AIM: Present the following data again exactly as it is shown.

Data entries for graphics

= = =

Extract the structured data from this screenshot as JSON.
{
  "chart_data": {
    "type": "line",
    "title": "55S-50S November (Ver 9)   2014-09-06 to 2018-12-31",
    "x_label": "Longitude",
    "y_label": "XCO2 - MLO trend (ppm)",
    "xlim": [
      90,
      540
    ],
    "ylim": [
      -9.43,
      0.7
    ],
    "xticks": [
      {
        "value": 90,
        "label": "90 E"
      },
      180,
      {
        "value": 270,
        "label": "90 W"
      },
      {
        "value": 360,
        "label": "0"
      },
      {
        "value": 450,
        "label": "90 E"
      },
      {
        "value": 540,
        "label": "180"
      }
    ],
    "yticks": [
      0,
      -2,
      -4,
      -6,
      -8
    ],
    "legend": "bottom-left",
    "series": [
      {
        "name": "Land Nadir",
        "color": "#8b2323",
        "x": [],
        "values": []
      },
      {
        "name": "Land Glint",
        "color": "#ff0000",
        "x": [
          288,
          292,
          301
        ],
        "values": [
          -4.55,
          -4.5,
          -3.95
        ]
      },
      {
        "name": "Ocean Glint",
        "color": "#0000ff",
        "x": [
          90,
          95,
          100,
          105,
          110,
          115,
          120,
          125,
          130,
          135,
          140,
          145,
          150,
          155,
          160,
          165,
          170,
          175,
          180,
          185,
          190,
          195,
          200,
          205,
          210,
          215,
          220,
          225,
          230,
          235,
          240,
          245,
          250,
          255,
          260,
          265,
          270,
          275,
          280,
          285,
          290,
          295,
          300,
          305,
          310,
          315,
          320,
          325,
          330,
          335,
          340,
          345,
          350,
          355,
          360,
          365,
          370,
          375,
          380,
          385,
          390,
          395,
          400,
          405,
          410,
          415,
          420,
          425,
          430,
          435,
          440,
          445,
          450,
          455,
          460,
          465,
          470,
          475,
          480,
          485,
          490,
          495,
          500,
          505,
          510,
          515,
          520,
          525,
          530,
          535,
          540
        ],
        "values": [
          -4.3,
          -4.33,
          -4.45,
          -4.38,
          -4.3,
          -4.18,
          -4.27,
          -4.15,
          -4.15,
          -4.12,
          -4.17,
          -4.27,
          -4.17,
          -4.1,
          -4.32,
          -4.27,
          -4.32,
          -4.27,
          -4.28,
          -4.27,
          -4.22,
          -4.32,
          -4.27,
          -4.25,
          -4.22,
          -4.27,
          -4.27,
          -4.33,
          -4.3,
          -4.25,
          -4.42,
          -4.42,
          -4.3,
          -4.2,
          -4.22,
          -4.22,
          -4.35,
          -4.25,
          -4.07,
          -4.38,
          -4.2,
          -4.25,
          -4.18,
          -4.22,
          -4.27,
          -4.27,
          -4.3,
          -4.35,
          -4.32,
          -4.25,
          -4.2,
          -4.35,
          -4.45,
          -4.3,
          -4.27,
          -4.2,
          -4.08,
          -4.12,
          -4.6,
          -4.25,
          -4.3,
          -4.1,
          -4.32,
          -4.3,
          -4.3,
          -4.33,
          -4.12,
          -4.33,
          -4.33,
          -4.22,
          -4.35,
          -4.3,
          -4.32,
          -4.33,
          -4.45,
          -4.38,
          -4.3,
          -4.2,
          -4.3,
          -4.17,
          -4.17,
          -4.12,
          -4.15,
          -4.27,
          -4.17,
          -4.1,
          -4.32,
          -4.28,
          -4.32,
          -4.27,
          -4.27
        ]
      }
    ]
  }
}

= = =

IN RESPONSE:
Extract the structured data from this screenshot as JSON.
{
  "chart_data": {
    "type": "line",
    "title": "55S-50S November (Ver 9)   2014-09-06 to 2018-12-31",
    "x_label": "Longitude",
    "y_label": "XCO2 - MLO trend (ppm)",
    "xlim": [
      90,
      540
    ],
    "ylim": [
      -9.43,
      0.7
    ],
    "xticks": [
      {
        "value": 90,
        "label": "90 E"
      },
      180,
      {
        "value": 270,
        "label": "90 W"
      },
      {
        "value": 360,
        "label": "0"
      },
      {
        "value": 450,
        "label": "90 E"
      },
      {
        "value": 540,
        "label": "180"
      }
    ],
    "yticks": [
      0,
      -2,
      -4,
      -6,
      -8
    ],
    "legend": "bottom-left",
    "series": [
      {
        "name": "Land Nadir",
        "color": "#8b2323",
        "x": [],
        "values": []
      },
      {
        "name": "Land Glint",
        "color": "#ff0000",
        "x": [
          288,
          292,
          301
        ],
        "values": [
          -4.55,
          -4.5,
          -3.95
        ]
      },
      {
        "name": "Ocean Glint",
        "color": "#0000ff",
        "x": [
          90,
          95,
          100,
          105,
          110,
          115,
          120,
          125,
          130,
          135,
          140,
          145,
          150,
          155,
          160,
          165,
          170,
          175,
          180,
          185,
          190,
          195,
          200,
          205,
          210,
          215,
          220,
          225,
          230,
          235,
          240,
          245,
          250,
          255,
          260,
          265,
          270,
          275,
          280,
          285,
          290,
          295,
          300,
          305,
          310,
          315,
          320,
          325,
          330,
          335,
          340,
          345,
          350,
          355,
          360,
          365,
          370,
          375,
          380,
          385,
          390,
          395,
          400,
          405,
          410,
          415,
          420,
          425,
          430,
          435,
          440,
          445,
          450,
          455,
          460,
          465,
          470,
          475,
          480,
          485,
          490,
          495,
          500,
          505,
          510,
          515,
          520,
          525,
          530,
          535,
          540
        ],
        "values": [
          -4.3,
          -4.33,
          -4.45,
          -4.38,
          -4.3,
          -4.18,
          -4.27,
          -4.15,
          -4.15,
          -4.12,
          -4.17,
          -4.27,
          -4.17,
          -4.1,
          -4.32,
          -4.27,
          -4.32,
          -4.27,
          -4.28,
          -4.27,
          -4.22,
          -4.32,
          -4.27,
          -4.25,
          -4.22,
          -4.27,
          -4.27,
          -4.33,
          -4.3,
          -4.25,
          -4.42,
          -4.42,
          -4.3,
          -4.2,
          -4.22,
          -4.22,
          -4.35,
          -4.25,
          -4.07,
          -4.38,
          -4.2,
          -4.25,
          -4.18,
          -4.22,
          -4.27,
          -4.27,
          -4.3,
          -4.35,
          -4.32,
          -4.25,
          -4.2,
          -4.35,
          -4.45,
          -4.3,
          -4.27,
          -4.2,
          -4.08,
          -4.12,
          -4.6,
          -4.25,
          -4.3,
          -4.1,
          -4.32,
          -4.3,
          -4.3,
          -4.33,
          -4.12,
          -4.33,
          -4.33,
          -4.22,
          -4.35,
          -4.3,
          -4.32,
          -4.33,
          -4.45,
          -4.38,
          -4.3,
          -4.2,
          -4.3,
          -4.17,
          -4.17,
          -4.12,
          -4.15,
          -4.27,
          -4.17,
          -4.1,
          -4.32,
          -4.28,
          -4.32,
          -4.27,
          -4.27
        ]
      }
    ]
  }
}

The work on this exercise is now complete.